WRITTEN REQUEST:
Each line below should be retyped exactly, with no pictures.

GIVEN DATA:
++++++++++++++++++++
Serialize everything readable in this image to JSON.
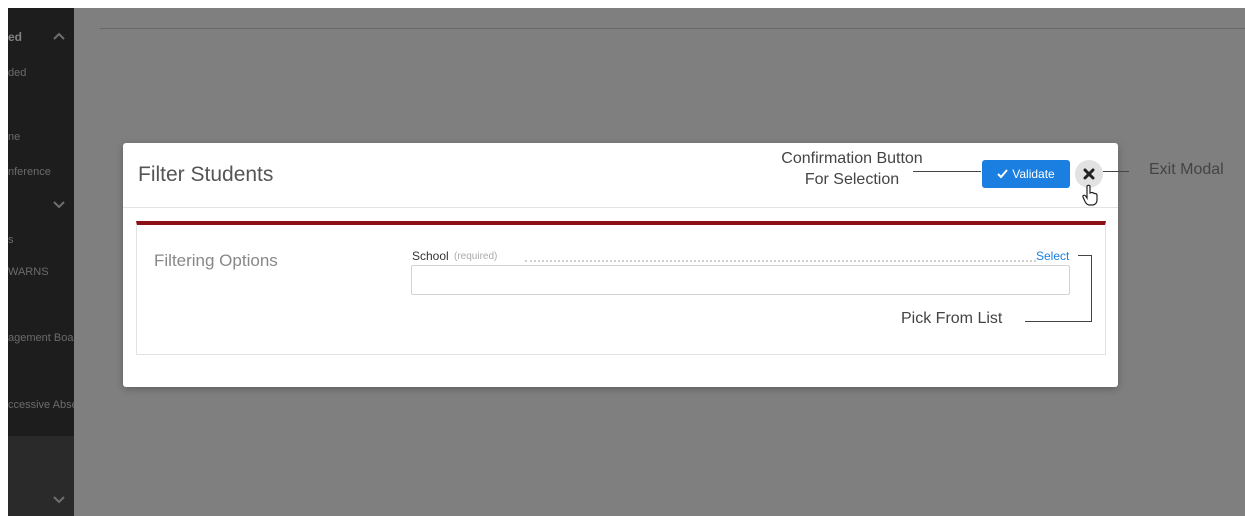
{
  "sidebar": {
    "section_header": "ed",
    "items": [
      "ded",
      "ne",
      "nference",
      "s",
      "WARNS",
      "agement Boa",
      "ccessive Abse"
    ]
  },
  "modal": {
    "title": "Filter Students",
    "validate_label": "Validate",
    "panel_label": "Filtering Options",
    "field_label": "School",
    "field_required": "(required)",
    "select_link": "Select",
    "input_value": ""
  },
  "annotations": {
    "confirm_line1": "Confirmation Button",
    "confirm_line2": "For Selection",
    "exit": "Exit Modal",
    "pick": "Pick From List"
  },
  "colors": {
    "accent_blue": "#1a7fe0",
    "panel_top_border": "#8c1015",
    "sidebar_bg": "#3a3a3a"
  },
  "icons": [
    "chevron-up-icon",
    "chevron-down-icon",
    "check-icon",
    "close-icon",
    "hand-pointer-icon"
  ]
}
++++++++++++++++++++
TASK RESPONSE:
Serialize everything readable in this image to JSON.
{
  "sidebar": {
    "section_header": "ed",
    "items": [
      "ded",
      "ne",
      "nference",
      "s",
      "WARNS",
      "agement Boa",
      "ccessive Abse"
    ]
  },
  "modal": {
    "title": "Filter Students",
    "validate_label": "Validate",
    "panel_label": "Filtering Options",
    "field_label": "School",
    "field_required": "(required)",
    "select_link": "Select",
    "input_value": ""
  },
  "annotations": {
    "confirm_line1": "Confirmation Button",
    "confirm_line2": "For Selection",
    "exit": "Exit Modal",
    "pick": "Pick From List"
  },
  "colors": {
    "accent_blue": "#1a7fe0",
    "panel_top_border": "#8c1015",
    "sidebar_bg": "#3a3a3a"
  },
  "icons": [
    "chevron-up-icon",
    "chevron-down-icon",
    "check-icon",
    "close-icon",
    "hand-pointer-icon"
  ]
}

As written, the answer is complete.